=== REQUIREMENTS ===
Read through the records below and copy each line that uses the word "Annual".

Saved entries
'''
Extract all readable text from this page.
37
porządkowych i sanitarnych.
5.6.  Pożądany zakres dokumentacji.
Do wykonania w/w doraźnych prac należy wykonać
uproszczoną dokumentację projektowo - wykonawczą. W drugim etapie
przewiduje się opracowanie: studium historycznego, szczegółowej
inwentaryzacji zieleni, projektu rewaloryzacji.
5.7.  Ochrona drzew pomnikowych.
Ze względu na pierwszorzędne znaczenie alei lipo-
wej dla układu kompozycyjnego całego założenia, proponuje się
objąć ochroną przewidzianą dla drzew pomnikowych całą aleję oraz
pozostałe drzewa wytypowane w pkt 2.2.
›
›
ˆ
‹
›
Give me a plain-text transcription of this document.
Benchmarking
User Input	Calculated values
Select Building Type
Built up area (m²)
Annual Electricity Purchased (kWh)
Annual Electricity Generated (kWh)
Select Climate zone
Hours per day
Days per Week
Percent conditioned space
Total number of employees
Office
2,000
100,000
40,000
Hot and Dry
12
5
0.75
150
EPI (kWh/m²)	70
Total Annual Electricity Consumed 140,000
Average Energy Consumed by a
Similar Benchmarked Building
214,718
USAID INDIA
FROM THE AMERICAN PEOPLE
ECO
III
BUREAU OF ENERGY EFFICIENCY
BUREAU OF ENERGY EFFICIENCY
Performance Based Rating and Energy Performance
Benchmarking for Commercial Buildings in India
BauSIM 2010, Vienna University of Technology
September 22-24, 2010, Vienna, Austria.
'''
=== OUTPUT OF THE TASK ===
Annual Electricity Purchased (kWh)
Annual Electricity Generated (kWh)
Total Annual Electricity Consumed 140,000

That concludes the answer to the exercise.